### Exercise prompt
Pull out everything from the start of the entries down to the line that contains "498, 810, 533]", both ends included, and repeat those lines without any change.

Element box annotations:
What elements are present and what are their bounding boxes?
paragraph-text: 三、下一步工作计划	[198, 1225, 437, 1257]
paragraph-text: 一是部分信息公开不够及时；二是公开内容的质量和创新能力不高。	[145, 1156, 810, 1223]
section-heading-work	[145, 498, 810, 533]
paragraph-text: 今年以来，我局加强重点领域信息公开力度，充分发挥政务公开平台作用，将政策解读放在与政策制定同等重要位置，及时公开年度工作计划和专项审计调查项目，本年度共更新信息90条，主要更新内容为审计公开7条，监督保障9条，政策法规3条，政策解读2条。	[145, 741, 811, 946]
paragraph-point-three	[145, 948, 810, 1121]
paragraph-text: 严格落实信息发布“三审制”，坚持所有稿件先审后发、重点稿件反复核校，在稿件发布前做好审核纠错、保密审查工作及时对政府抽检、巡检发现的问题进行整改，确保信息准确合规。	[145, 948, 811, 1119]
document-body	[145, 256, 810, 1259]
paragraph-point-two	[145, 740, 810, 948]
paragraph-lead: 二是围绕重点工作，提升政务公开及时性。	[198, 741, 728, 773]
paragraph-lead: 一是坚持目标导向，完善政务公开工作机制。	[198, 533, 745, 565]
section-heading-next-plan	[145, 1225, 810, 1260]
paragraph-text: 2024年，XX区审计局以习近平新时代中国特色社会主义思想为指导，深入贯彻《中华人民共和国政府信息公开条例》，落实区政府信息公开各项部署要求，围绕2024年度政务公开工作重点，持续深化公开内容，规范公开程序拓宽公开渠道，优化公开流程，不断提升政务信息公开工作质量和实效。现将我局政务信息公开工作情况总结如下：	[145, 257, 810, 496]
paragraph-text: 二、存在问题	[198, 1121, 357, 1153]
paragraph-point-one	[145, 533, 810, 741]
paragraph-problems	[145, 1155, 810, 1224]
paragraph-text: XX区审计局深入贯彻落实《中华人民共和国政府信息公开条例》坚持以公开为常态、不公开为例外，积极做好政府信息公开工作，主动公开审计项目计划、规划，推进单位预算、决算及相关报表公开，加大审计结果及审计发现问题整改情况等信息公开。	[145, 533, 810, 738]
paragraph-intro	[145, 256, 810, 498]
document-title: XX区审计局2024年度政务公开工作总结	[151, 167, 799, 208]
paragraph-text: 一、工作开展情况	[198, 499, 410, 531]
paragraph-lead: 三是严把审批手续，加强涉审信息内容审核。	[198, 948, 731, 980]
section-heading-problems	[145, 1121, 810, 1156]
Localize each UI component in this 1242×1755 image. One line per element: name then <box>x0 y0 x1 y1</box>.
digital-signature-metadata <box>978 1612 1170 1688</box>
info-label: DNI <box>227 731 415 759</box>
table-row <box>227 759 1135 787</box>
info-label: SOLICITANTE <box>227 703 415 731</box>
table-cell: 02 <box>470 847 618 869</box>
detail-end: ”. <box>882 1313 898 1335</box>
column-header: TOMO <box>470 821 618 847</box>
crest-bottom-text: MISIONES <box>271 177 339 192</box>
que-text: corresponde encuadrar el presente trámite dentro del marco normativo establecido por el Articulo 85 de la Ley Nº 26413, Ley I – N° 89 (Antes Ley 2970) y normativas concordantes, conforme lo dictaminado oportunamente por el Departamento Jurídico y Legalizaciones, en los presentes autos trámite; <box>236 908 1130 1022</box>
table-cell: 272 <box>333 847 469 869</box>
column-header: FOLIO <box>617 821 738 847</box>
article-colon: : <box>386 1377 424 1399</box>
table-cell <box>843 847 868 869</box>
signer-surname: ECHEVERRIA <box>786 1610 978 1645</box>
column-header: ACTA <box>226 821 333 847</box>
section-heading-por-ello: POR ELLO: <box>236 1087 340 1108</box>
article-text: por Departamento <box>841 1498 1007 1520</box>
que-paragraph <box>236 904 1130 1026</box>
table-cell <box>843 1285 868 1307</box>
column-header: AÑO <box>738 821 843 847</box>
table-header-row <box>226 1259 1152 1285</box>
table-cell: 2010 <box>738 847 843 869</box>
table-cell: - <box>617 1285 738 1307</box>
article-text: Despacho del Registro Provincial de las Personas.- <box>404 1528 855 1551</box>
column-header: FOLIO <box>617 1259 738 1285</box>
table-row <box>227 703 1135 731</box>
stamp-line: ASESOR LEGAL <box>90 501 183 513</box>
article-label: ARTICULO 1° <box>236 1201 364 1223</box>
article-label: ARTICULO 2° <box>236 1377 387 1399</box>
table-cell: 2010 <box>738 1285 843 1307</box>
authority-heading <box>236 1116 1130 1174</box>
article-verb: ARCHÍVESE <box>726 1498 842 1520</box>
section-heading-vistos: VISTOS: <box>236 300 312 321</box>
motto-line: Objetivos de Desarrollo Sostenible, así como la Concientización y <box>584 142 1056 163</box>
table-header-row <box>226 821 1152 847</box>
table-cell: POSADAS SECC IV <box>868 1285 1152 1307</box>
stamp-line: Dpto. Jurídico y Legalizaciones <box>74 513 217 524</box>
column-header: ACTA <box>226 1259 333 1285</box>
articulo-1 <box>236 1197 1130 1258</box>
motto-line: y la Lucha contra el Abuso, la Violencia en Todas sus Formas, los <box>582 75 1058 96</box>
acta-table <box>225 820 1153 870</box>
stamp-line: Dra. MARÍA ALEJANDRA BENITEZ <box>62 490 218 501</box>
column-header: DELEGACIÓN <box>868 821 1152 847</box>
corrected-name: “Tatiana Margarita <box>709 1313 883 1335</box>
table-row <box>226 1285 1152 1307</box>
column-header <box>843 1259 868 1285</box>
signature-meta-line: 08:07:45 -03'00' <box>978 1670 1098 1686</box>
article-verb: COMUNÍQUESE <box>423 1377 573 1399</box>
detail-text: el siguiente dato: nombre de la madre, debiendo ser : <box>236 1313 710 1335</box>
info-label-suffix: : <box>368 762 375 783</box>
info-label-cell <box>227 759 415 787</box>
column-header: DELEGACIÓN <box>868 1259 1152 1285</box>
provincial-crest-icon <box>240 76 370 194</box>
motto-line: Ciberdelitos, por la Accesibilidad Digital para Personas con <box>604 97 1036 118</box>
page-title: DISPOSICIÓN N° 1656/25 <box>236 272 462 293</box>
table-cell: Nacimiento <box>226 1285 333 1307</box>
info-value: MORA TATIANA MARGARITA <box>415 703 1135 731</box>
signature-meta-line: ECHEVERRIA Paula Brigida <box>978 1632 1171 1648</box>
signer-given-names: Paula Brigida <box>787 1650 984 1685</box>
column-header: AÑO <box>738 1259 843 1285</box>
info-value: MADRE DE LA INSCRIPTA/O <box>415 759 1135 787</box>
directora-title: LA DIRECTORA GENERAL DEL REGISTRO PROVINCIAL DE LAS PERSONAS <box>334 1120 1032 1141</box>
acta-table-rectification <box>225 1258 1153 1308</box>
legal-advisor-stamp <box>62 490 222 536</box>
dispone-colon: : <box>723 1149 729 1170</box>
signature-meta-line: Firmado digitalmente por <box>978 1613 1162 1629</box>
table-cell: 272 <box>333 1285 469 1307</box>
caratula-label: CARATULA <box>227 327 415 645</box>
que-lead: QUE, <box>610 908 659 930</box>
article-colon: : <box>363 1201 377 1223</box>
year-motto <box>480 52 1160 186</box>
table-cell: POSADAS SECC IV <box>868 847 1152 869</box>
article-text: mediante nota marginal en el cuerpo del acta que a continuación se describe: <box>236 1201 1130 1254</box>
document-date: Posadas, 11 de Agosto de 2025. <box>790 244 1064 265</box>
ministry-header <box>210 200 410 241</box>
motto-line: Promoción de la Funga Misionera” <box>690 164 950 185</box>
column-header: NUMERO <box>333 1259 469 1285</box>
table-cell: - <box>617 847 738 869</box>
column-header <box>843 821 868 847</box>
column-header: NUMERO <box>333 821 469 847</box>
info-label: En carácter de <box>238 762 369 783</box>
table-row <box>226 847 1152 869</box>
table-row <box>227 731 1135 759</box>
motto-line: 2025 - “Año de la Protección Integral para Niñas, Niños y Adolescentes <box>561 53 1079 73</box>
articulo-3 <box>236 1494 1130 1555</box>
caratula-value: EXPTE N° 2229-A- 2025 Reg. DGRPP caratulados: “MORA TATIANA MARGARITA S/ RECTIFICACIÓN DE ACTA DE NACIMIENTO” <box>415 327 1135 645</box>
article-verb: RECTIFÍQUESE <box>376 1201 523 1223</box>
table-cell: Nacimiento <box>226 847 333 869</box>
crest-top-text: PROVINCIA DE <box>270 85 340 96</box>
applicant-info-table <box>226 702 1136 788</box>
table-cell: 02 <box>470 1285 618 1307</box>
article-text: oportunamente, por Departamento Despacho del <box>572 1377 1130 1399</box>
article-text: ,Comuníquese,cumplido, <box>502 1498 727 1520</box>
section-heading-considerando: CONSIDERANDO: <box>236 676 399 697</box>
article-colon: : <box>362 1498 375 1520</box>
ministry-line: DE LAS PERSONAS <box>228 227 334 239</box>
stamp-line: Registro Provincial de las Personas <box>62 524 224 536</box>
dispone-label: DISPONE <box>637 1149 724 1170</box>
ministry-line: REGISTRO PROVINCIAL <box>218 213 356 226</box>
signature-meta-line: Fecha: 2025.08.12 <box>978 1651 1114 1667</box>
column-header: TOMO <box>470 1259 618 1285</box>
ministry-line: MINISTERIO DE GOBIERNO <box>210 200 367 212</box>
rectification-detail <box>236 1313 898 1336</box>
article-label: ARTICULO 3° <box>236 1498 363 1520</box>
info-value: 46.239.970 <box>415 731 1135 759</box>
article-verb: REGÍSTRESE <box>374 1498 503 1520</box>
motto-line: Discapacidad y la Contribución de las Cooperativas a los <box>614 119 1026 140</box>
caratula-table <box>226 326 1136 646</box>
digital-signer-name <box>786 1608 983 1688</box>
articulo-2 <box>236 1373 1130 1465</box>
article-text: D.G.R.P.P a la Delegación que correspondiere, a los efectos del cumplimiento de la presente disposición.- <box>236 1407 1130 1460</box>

### Full solution
What elements are present and what are their bounding boxes?
paragraph-text: 三、下一步工作计划	[198, 1225, 437, 1257]
paragraph-text: 一是部分信息公开不够及时；二是公开内容的质量和创新能力不高。	[145, 1156, 810, 1223]
section-heading-work	[145, 498, 810, 533]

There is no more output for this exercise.